• _Work required_: Go through the lines below. Copy those with "month".

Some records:
---

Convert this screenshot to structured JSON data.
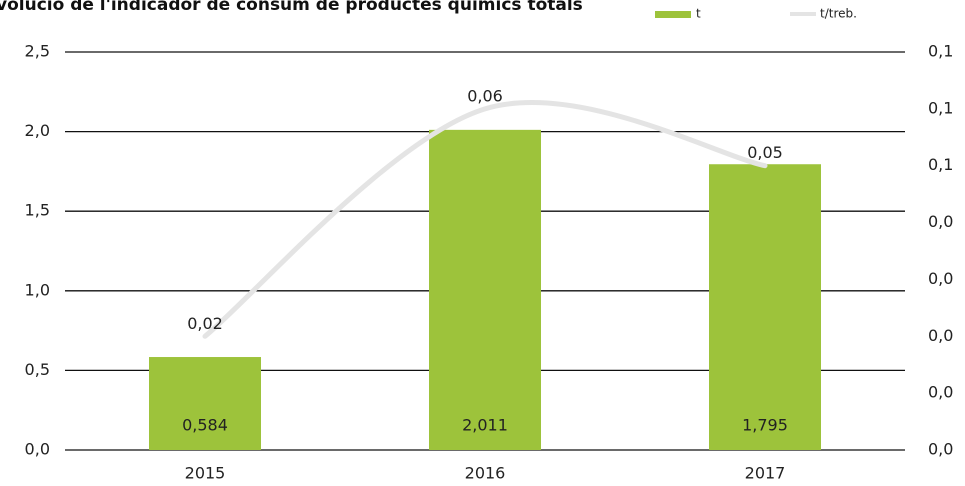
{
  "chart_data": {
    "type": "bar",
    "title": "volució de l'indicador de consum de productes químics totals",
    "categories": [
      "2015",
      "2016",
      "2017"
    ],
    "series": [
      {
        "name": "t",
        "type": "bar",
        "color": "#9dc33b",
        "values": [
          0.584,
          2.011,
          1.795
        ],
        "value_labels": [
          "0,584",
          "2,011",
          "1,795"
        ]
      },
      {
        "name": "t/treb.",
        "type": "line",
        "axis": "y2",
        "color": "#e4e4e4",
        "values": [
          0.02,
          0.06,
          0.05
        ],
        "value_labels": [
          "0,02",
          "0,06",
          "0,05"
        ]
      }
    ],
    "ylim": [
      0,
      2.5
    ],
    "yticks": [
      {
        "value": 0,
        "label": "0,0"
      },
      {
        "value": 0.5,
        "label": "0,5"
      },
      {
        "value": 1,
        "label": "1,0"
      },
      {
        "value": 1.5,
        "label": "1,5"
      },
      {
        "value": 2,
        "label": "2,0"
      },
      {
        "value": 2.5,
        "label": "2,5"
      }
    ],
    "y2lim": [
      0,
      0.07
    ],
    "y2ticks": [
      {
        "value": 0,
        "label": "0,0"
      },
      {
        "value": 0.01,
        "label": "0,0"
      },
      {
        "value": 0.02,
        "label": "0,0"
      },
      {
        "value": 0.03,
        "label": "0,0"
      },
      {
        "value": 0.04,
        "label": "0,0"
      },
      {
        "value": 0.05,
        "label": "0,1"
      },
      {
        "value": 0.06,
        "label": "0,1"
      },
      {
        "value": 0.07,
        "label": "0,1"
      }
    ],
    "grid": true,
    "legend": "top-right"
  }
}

---

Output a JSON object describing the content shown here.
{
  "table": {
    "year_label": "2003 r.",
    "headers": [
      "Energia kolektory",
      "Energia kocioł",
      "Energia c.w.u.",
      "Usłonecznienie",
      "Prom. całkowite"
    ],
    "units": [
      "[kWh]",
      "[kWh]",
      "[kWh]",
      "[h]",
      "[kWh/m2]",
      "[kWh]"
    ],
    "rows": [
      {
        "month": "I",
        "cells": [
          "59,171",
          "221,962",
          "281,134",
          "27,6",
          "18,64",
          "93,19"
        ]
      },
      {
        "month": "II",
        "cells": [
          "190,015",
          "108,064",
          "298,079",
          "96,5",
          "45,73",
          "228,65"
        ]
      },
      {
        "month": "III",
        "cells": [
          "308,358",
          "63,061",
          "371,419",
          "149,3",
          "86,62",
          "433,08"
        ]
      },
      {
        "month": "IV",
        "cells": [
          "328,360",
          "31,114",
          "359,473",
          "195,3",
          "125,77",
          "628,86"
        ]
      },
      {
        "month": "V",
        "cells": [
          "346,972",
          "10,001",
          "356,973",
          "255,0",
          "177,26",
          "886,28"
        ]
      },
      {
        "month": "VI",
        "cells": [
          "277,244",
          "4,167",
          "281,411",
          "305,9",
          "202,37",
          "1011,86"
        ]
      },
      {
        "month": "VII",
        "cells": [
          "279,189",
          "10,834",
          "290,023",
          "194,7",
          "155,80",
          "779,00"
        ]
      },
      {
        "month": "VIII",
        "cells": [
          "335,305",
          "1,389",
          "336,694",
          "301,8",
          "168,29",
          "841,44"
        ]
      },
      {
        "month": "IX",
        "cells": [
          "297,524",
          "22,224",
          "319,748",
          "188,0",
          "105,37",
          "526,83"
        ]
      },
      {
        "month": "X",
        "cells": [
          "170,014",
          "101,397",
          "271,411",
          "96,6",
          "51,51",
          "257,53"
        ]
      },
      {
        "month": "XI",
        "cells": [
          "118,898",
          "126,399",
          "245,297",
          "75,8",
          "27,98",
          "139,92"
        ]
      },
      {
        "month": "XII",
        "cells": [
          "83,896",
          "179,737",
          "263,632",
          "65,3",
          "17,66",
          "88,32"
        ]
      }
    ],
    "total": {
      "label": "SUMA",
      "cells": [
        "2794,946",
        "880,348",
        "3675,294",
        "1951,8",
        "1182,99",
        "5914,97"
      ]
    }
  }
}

---

• _Reply_:
        "month": "I",
        "month": "II",
        "month": "III",
        "month": "IV",
        "month": "V",
        "month": "VI",
        "month": "VII",
        "month": "VIII",
        "month": "IX",
        "month": "X",
        "month": "XI",
        "month": "XII",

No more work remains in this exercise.